◆ Goal
Identify each line below that contains the word "after", and copy it out.

◆ Extracted material
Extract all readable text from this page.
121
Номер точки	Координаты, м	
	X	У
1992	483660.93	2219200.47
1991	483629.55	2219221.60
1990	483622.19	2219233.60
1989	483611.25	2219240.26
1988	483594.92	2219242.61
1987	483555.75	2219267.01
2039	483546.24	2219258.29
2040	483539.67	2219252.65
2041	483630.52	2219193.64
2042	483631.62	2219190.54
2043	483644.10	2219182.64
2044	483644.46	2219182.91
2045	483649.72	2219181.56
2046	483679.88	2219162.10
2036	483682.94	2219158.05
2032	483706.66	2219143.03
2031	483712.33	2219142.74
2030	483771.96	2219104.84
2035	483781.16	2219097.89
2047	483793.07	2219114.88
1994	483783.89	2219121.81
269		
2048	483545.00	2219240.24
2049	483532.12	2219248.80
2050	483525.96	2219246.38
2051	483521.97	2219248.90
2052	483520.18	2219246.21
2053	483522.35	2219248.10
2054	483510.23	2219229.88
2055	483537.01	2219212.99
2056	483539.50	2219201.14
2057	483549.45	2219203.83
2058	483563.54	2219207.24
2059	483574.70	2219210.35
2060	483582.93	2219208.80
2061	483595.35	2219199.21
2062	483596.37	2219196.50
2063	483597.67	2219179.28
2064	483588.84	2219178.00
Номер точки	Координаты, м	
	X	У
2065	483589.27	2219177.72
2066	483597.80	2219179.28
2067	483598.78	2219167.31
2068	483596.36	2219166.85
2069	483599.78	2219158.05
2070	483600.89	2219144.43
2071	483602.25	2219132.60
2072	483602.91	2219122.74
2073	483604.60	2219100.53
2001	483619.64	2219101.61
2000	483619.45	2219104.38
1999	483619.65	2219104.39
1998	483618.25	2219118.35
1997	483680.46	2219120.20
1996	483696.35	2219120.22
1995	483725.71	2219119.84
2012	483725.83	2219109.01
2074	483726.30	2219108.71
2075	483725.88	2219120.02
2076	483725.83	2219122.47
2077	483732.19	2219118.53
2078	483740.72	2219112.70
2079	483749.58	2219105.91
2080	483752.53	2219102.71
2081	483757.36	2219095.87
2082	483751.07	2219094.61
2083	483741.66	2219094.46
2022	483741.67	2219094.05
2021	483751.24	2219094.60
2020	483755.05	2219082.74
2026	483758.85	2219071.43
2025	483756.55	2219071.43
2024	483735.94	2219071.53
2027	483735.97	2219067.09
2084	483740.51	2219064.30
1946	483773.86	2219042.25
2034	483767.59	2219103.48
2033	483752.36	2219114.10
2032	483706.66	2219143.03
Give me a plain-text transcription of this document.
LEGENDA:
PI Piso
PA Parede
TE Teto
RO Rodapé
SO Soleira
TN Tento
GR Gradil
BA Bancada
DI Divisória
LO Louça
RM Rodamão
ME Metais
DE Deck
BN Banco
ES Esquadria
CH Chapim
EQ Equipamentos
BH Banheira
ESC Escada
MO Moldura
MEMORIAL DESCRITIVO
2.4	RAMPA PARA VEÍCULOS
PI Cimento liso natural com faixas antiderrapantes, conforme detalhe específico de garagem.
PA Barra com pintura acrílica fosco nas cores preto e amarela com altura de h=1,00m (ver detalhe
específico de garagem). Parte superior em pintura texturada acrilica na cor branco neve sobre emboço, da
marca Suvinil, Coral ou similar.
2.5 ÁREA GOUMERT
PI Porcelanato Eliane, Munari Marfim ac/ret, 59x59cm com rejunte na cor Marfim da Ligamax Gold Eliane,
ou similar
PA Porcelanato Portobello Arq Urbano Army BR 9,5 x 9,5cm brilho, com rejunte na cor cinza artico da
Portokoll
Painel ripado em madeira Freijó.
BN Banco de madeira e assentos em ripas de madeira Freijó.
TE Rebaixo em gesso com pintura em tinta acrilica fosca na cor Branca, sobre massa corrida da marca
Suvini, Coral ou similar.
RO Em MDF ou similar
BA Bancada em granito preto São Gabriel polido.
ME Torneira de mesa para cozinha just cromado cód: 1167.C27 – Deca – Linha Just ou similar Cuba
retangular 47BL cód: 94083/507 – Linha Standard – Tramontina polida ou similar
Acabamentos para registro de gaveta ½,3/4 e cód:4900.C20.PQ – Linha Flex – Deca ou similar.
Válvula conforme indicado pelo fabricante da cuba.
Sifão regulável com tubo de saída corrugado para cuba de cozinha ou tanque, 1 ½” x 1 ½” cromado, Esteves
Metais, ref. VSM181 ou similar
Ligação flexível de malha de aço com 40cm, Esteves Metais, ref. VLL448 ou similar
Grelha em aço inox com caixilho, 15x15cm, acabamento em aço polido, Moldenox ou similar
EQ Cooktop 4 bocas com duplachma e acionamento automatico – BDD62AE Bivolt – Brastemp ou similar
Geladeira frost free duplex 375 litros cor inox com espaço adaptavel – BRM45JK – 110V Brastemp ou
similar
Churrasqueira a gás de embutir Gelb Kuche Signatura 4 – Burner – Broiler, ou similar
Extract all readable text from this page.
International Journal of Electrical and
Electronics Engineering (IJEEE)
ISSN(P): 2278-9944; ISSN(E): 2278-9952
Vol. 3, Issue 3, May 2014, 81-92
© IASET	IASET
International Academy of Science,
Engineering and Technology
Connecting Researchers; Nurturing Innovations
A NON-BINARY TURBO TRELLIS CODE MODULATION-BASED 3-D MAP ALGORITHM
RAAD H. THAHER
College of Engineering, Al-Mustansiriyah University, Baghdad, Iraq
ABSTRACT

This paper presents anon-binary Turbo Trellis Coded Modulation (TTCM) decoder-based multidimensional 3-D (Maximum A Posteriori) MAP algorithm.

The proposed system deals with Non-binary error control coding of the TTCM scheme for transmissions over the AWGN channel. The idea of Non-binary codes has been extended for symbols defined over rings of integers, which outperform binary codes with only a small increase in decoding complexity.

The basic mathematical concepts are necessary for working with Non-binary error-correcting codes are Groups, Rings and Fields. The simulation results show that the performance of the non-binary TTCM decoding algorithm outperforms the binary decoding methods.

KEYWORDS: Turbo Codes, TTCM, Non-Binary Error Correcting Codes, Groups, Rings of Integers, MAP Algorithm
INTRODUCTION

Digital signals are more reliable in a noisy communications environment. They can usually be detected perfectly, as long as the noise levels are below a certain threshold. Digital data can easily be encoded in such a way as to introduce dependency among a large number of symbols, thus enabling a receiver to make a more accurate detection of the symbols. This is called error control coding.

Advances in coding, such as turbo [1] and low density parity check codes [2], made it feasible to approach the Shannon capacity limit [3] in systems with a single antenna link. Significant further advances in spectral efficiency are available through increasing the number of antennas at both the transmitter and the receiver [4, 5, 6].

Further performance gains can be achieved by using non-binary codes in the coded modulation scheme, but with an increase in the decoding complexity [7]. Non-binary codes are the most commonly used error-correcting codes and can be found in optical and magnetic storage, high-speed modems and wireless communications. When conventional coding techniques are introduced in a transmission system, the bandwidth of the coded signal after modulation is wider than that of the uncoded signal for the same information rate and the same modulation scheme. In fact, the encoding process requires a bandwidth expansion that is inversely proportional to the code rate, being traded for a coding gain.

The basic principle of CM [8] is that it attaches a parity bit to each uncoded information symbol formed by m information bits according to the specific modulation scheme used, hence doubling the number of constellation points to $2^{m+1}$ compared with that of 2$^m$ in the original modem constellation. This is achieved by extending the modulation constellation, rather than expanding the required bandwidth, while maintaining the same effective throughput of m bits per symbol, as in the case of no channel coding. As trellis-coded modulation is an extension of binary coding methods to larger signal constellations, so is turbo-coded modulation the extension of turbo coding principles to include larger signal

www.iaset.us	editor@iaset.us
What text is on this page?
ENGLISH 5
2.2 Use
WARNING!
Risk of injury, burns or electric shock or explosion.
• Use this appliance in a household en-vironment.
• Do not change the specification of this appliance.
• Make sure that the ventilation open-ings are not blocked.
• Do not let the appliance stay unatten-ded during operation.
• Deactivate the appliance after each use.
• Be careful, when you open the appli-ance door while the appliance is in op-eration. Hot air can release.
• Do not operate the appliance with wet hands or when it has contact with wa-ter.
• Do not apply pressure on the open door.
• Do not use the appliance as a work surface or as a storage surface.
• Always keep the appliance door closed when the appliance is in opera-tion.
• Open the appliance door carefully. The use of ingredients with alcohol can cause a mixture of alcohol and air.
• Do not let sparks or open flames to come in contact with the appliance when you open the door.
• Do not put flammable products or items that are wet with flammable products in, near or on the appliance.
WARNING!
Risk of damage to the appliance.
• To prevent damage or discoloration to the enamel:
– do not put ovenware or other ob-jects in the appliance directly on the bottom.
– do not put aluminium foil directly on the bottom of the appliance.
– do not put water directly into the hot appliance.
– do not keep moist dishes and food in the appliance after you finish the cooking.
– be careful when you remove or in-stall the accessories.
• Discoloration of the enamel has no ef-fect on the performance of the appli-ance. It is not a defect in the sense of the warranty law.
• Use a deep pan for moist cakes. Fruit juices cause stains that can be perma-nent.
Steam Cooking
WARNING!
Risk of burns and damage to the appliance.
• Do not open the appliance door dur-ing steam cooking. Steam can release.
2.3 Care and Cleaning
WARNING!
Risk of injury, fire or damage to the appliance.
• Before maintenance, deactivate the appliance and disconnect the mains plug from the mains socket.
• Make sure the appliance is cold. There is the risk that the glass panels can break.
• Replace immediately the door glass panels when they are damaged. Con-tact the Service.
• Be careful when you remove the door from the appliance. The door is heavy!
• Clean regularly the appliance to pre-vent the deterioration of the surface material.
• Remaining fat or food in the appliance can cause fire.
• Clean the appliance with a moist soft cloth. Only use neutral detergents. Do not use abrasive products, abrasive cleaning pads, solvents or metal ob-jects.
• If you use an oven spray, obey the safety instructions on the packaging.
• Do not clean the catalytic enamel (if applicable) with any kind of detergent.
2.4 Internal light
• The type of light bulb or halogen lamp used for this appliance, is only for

◆ Written reply
Further performance gains can be achieved by using non-binary codes in the coded modulation scheme, but with an increase in the decoding complexity [7]. Non-binary codes are the most commonly used error-correcting codes and can be found in optical and magnetic storage, high-speed modems and wireless communications. When conventional coding techniques are introduced in a transmission system, the bandwidth of the coded signal after modulation is wider than that of the uncoded signal for the same information rate and the same modulation scheme. In fact, the encoding process requires a bandwidth expansion that is inversely proportional to the code rate, being traded for a coding gain.
• Deactivate the appliance after each use.
– do not keep moist dishes and food in the appliance after you finish the cooking.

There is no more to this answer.